:: WHAT YOU ARE ASKED TO DO ::
Write out each line word for word. Drop pictures.
START DATASET EXTRACT
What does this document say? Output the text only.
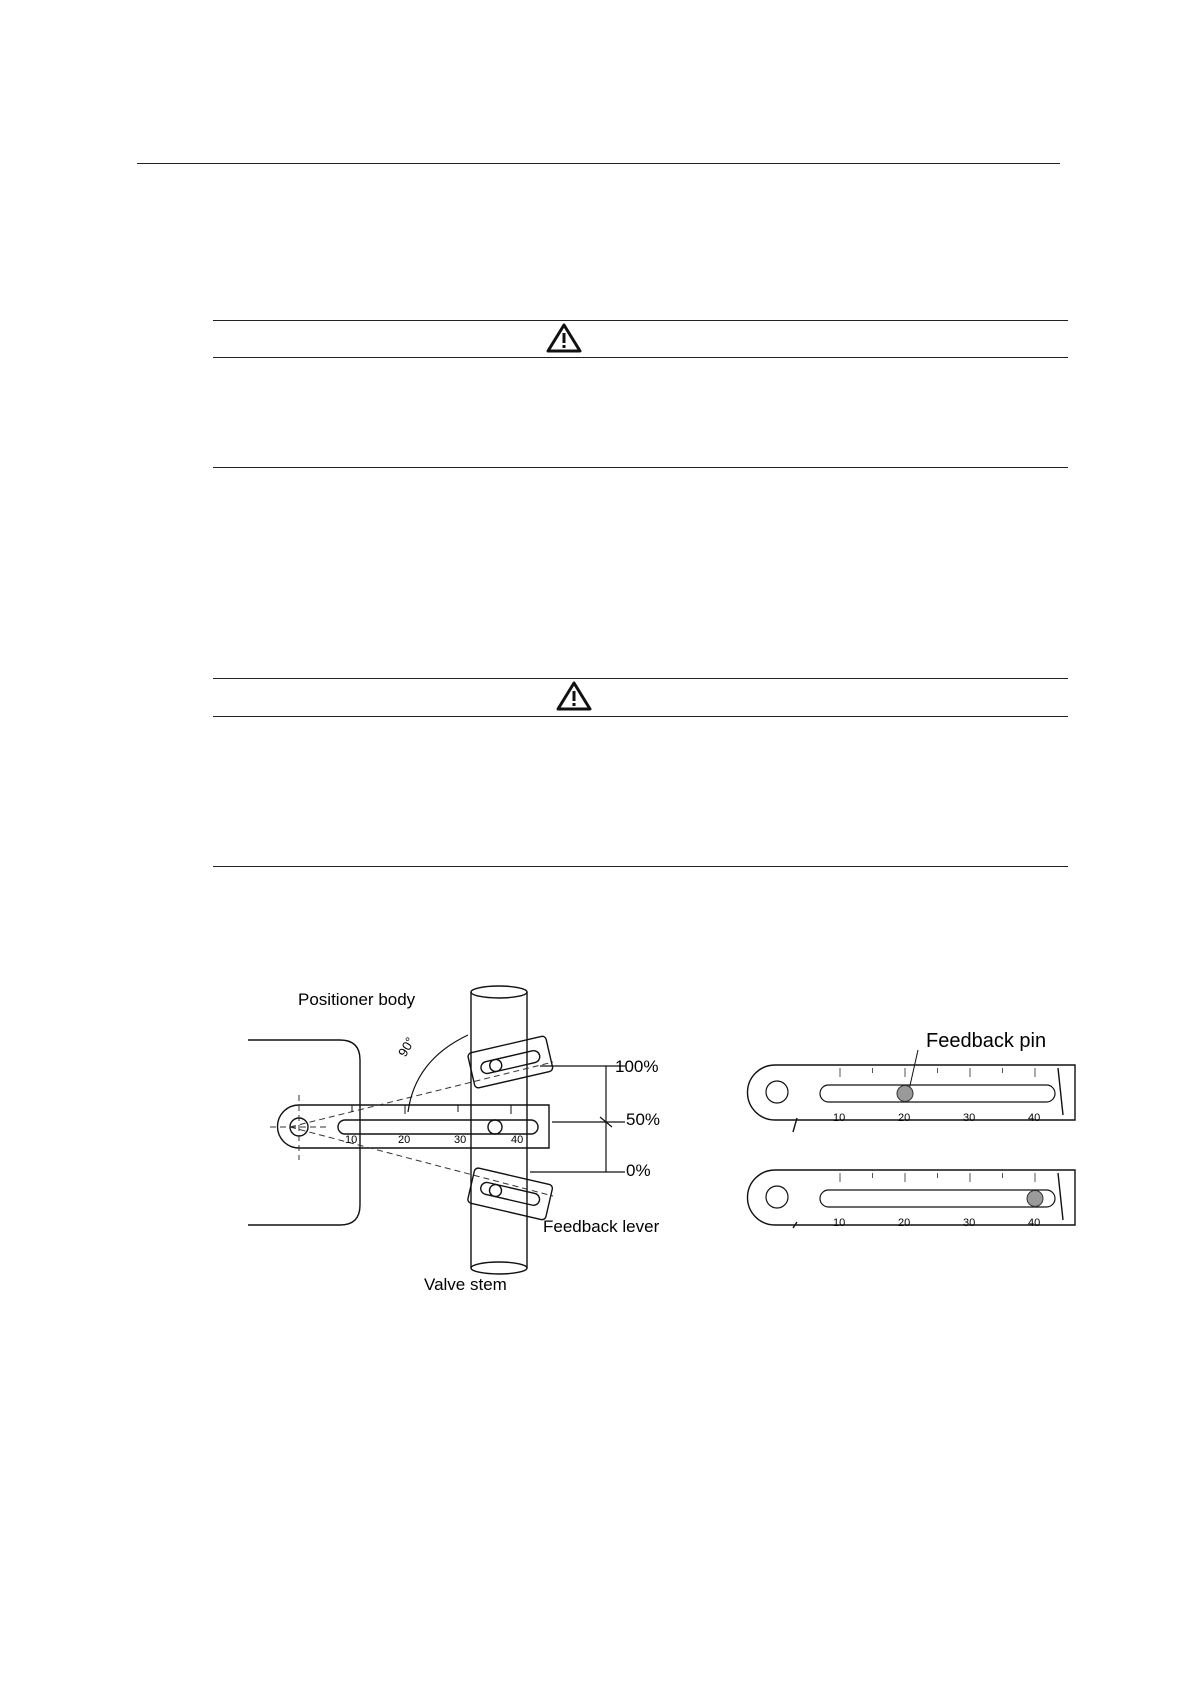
10	20	30	40
Positioner body
90°
100%
50%
0%
Feedback lever
Valve stem
Feedback pin
10	20	30	40
10	20	30	40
END DATASET EXTRACT
:: RESULT ::
What does this document say? Output the text only.
10	20	30	40
Positioner body
90°
100%
50%
0%
Feedback lever
Valve stem
Feedback pin
10	20	30	40
10	20	30	40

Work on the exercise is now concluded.